**Goal**
Exclude the pictures; give every entry again exactly as written.

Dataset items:

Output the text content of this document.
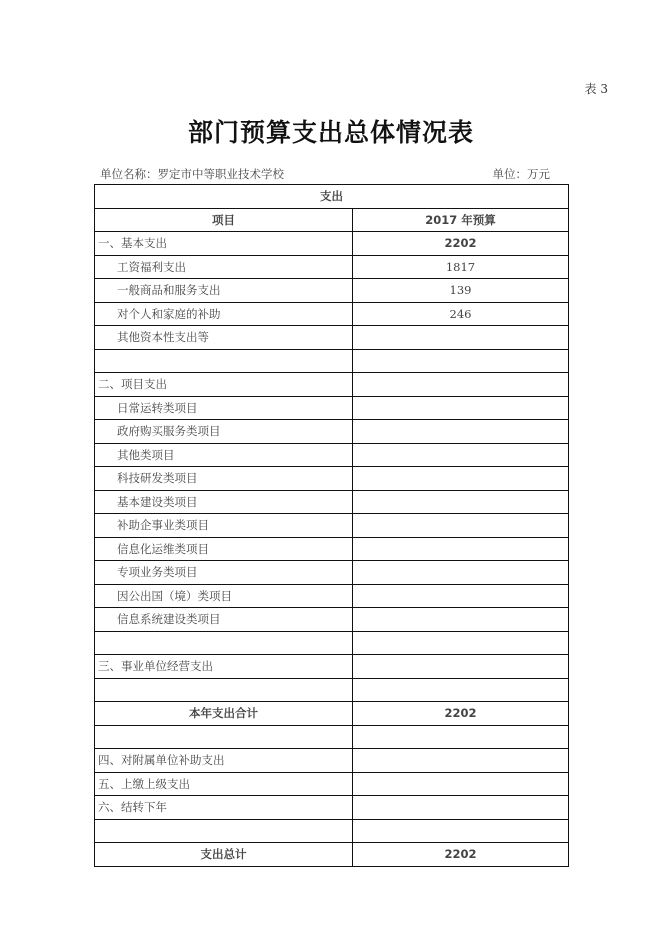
表 3
部门预算支出总体情况表
单位名称：罗定市中等职业技术学校	单位：万元
支出	
项目	2017 年预算
一、基本支出	2202
工资福利支出	1817
一般商品和服务支出	139
对个人和家庭的补助	246
其他资本性支出等	

二、项目支出	
日常运转类项目	
政府购买服务类项目	
其他类项目	
科技研发类项目	
基本建设类项目	
补助企事业类项目	
信息化运维类项目	
专项业务类项目	
因公出国（境）类项目	
信息系统建设类项目	

三、事业单位经营支出	

本年支出合计	2202

四、对附属单位补助支出	
五、上缴上级支出	
六、结转下年	

支出总计	2202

**Exercise answer**
Output the text content of this document.
表 3
部门预算支出总体情况表
单位名称：罗定市中等职业技术学校	单位：万元
支出	
项目	2017 年预算
一、基本支出	2202
工资福利支出	1817
一般商品和服务支出	139
对个人和家庭的补助	246
其他资本性支出等	

二、项目支出	
日常运转类项目	
政府购买服务类项目	
其他类项目	
科技研发类项目	
基本建设类项目	
补助企事业类项目	
信息化运维类项目	
专项业务类项目	
因公出国（境）类项目	
信息系统建设类项目	

三、事业单位经营支出	

本年支出合计	2202

四、对附属单位补助支出	
五、上缴上级支出	
六、结转下年	

支出总计	2202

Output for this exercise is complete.